# TASK TO CARRY OUT:
All lines in the data bearing the string "Meno" should be identified and copied.

Stored dataset items
● ● ●
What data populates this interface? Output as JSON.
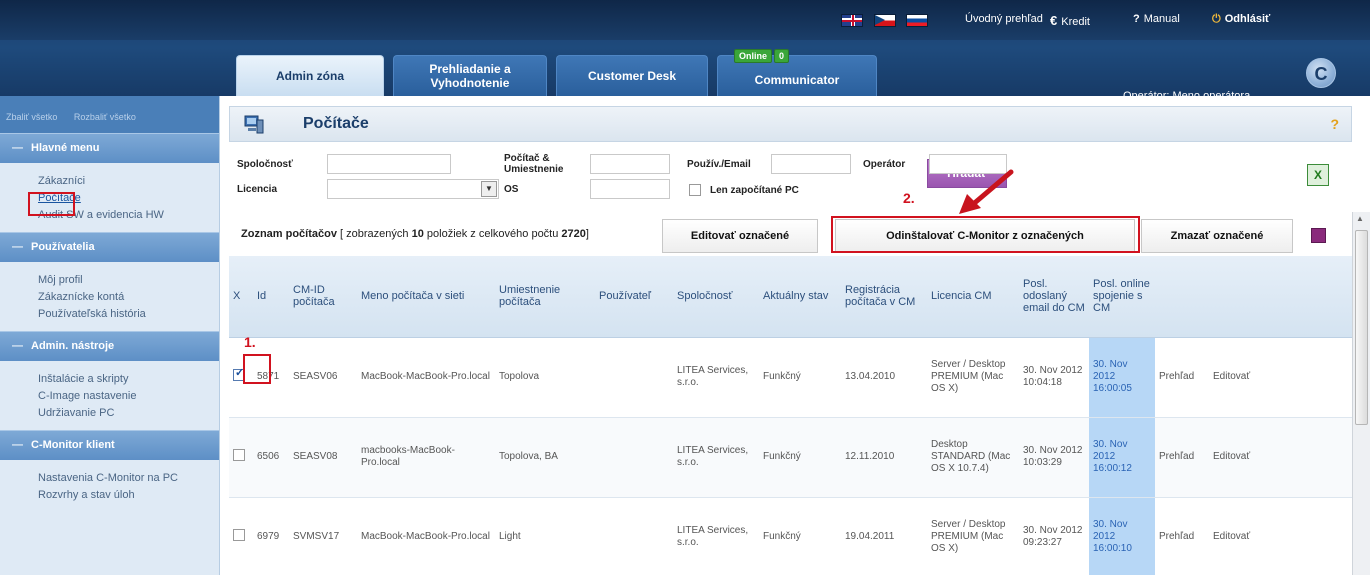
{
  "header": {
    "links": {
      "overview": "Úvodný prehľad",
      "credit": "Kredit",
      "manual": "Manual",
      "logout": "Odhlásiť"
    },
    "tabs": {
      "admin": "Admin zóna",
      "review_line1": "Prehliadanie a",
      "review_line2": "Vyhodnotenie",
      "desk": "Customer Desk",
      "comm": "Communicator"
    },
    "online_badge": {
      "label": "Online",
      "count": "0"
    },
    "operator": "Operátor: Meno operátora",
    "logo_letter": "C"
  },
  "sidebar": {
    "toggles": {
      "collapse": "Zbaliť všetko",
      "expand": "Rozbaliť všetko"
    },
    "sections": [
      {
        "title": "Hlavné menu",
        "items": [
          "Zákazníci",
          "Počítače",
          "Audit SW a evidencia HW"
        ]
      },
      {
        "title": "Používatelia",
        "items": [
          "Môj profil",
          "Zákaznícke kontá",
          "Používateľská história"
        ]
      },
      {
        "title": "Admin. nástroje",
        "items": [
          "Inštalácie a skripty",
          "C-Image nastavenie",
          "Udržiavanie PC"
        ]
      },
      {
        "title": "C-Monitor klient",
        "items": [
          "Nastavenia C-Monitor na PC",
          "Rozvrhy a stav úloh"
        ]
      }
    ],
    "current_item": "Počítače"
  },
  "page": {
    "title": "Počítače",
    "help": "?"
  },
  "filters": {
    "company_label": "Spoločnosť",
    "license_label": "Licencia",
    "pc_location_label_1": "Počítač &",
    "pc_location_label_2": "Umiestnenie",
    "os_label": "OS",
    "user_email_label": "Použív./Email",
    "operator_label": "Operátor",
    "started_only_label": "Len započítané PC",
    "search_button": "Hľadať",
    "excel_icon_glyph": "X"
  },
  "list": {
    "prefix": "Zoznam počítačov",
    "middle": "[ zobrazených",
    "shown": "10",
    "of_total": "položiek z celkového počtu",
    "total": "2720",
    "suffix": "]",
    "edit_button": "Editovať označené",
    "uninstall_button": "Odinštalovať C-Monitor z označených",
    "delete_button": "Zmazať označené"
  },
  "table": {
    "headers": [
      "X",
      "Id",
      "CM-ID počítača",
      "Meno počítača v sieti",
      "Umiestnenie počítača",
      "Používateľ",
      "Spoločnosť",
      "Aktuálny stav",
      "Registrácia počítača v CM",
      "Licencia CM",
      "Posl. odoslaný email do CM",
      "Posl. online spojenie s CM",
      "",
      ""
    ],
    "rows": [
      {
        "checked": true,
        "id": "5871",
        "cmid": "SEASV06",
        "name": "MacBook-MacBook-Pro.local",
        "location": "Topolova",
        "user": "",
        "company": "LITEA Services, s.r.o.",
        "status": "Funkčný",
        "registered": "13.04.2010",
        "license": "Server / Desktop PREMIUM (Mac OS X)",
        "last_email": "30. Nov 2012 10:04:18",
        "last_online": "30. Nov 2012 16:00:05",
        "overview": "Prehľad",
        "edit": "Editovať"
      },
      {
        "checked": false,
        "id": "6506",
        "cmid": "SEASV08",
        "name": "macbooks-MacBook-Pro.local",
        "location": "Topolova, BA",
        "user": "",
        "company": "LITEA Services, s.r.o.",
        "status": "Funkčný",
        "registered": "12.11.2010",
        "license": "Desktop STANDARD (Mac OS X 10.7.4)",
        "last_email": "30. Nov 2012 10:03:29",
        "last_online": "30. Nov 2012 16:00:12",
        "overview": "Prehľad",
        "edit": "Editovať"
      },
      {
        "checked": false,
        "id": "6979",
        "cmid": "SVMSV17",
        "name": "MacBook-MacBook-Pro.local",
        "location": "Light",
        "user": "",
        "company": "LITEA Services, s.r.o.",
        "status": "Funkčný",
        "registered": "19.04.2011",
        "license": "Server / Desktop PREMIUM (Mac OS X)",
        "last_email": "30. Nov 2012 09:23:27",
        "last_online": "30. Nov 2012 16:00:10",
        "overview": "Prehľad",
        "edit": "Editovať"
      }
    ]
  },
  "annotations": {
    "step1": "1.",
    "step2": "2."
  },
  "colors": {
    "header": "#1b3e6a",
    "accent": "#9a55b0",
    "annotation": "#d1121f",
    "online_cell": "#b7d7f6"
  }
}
● ● ●
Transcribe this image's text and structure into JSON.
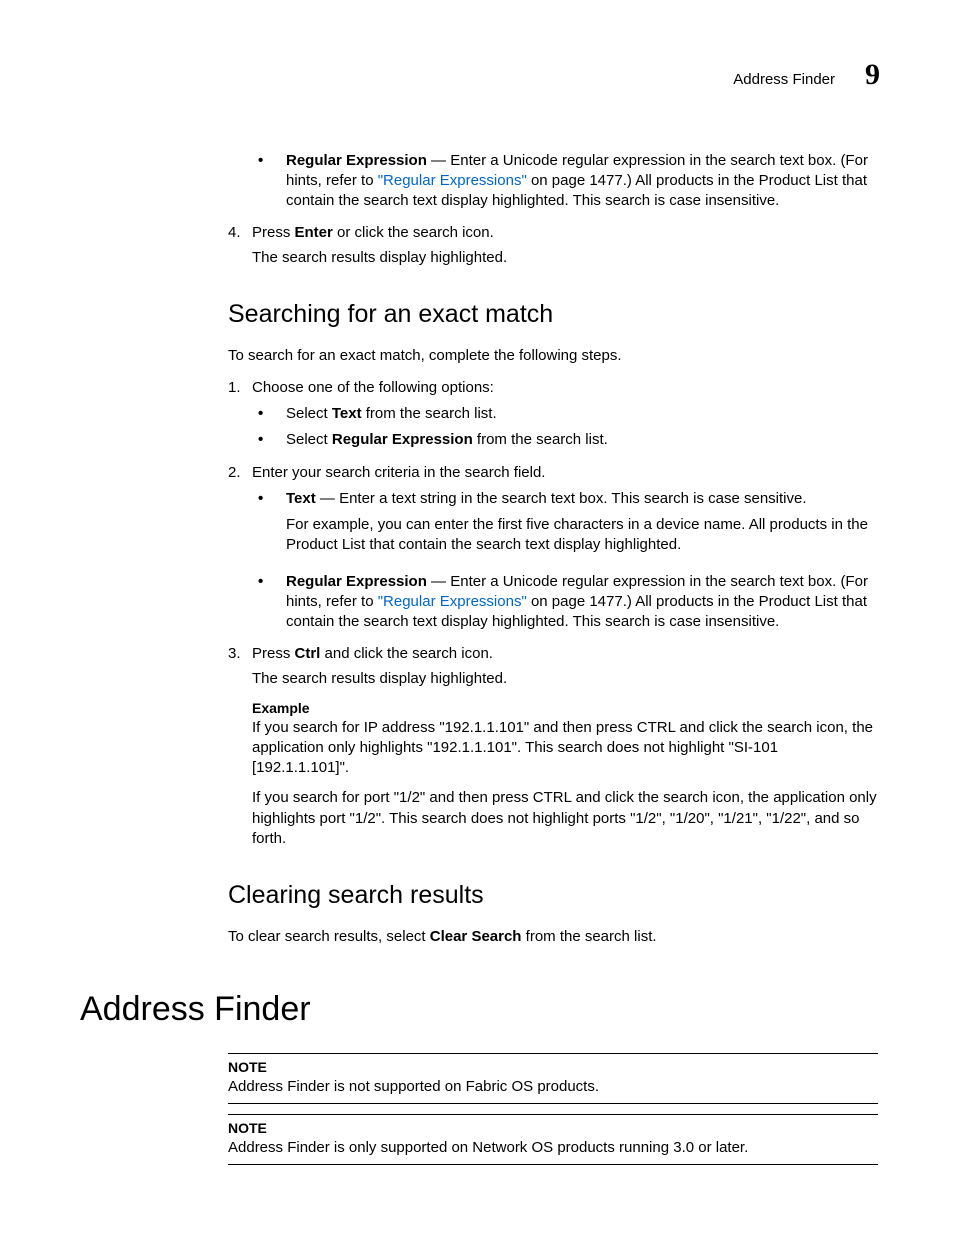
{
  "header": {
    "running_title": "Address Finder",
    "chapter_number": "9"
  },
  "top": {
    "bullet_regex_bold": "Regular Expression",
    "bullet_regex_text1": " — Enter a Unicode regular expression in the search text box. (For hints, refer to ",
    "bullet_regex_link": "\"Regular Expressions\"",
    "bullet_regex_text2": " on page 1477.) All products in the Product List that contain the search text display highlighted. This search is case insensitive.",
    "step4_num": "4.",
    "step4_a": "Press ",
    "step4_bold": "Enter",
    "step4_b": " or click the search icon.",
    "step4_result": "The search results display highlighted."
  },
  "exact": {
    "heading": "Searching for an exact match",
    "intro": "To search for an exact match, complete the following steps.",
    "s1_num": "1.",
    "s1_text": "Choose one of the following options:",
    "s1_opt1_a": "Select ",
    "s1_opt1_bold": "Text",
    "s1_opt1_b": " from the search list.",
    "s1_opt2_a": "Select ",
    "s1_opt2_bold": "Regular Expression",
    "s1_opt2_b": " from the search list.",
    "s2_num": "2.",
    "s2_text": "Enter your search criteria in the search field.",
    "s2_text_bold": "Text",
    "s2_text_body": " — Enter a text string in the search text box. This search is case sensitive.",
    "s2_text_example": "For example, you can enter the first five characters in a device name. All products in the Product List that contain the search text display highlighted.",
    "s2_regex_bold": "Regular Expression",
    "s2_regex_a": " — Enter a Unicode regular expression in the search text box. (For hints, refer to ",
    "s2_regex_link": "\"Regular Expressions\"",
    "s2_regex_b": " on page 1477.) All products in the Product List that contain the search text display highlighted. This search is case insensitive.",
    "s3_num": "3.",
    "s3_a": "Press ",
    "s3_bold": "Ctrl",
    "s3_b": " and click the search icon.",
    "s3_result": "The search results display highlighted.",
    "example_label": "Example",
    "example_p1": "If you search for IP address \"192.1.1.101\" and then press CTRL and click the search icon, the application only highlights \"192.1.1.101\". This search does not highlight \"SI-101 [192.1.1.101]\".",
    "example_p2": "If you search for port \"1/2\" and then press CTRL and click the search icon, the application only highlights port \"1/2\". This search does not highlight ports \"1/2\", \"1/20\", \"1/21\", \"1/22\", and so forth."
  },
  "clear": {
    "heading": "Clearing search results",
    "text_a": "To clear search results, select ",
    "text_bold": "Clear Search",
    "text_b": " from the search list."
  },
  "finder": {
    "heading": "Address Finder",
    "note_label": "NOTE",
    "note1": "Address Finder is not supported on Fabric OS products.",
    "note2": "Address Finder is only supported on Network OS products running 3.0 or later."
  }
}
● ● ●
# COMPLETE ANSWER:
    "operator": "Operátor: Meno operátora",
      "Meno počítača v sieti",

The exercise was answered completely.